Excerpted records:
* Begin *

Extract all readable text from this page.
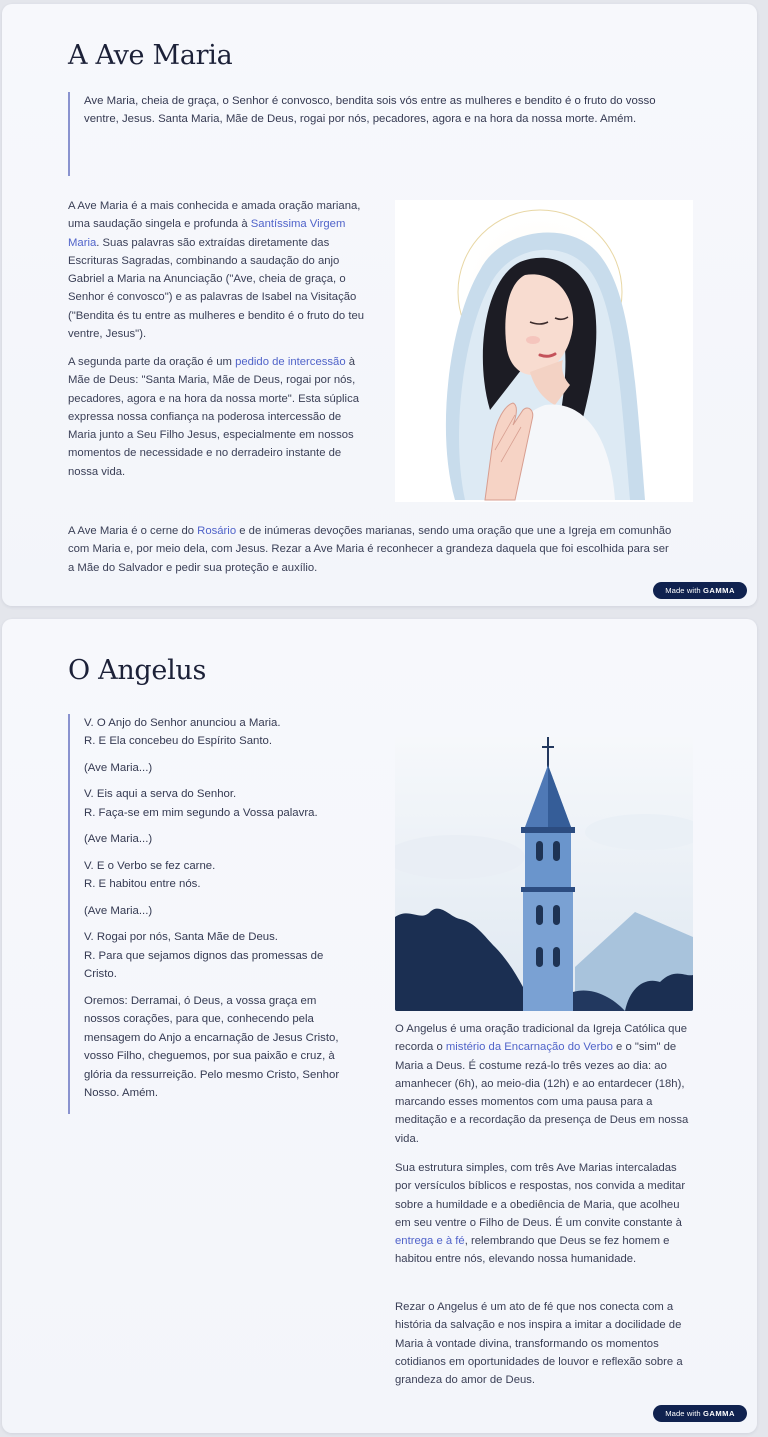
A Ave Maria

Ave Maria, cheia de graça, o Senhor é convosco, bendita sois vós entre as mulheres e bendito é o fruto do vosso ventre, Jesus. Santa Maria, Mãe de Deus, rogai por nós, pecadores, agora e na hora da nossa morte. Amém.

A Ave Maria é a mais conhecida e amada oração mariana, uma saudação singela e profunda à Santíssima Virgem Maria. Suas palavras são extraídas diretamente das Escrituras Sagradas, combinando a saudação do anjo Gabriel a Maria na Anunciação ("Ave, cheia de graça, o Senhor é convosco") e as palavras de Isabel na Visitação ("Bendita és tu entre as mulheres e bendito é o fruto do teu ventre, Jesus").

A segunda parte da oração é um pedido de intercessão à Mãe de Deus: "Santa Maria, Mãe de Deus, rogai por nós, pecadores, agora e na hora da nossa morte". Esta súplica expressa nossa confiança na poderosa intercessão de Maria junto a Seu Filho Jesus, especialmente em nossos momentos de necessidade e no derradeiro instante de nossa vida.

A Ave Maria é o cerne do Rosário e de inúmeras devoções marianas, sendo uma oração que une a Igreja em comunhão com Maria e, por meio dela, com Jesus. Rezar a Ave Maria é reconhecer a grandeza daquela que foi escolhida para ser a Mãe do Salvador e pedir sua proteção e auxílio.

Made with GAMMA
O Angelus

V. O Anjo do Senhor anunciou a Maria.
R. E Ela concebeu do Espírito Santo.

(Ave Maria...)

V. Eis aqui a serva do Senhor.
R. Faça-se em mim segundo a Vossa palavra.

(Ave Maria...)

V. E o Verbo se fez carne.
R. E habitou entre nós.

(Ave Maria...)

V. Rogai por nós, Santa Mãe de Deus.
R. Para que sejamos dignos das promessas de Cristo.

Oremos: Derramai, ó Deus, a vossa graça em nossos corações, para que, conhecendo pela mensagem do Anjo a encarnação de Jesus Cristo, vosso Filho, cheguemos, por sua paixão e cruz, à glória da ressurreição. Pelo mesmo Cristo, Senhor Nosso. Amém.

O Angelus é uma oração tradicional da Igreja Católica que recorda o mistério da Encarnação do Verbo e o "sim" de Maria a Deus. É costume rezá-lo três vezes ao dia: ao amanhecer (6h), ao meio-dia (12h) e ao entardecer (18h), marcando esses momentos com uma pausa para a meditação e a recordação da presença de Deus em nossa vida.

Sua estrutura simples, com três Ave Marias intercaladas por versículos bíblicos e respostas, nos convida a meditar sobre a humildade e a obediência de Maria, que acolheu em seu ventre o Filho de Deus. É um convite constante à entrega e à fé, relembrando que Deus se fez homem e habitou entre nós, elevando nossa humanidade.

Rezar o Angelus é um ato de fé que nos conecta com a história da salvação e nos inspira a imitar a docilidade de Maria à vontade divina, transformando os momentos cotidianos em oportunidades de louvor e reflexão sobre a grandeza do amor de Deus.

Made with GAMMA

* End *

In the listing, find every line with the word "Angelus" and state how many there are, nothing more.

Result for this task: 3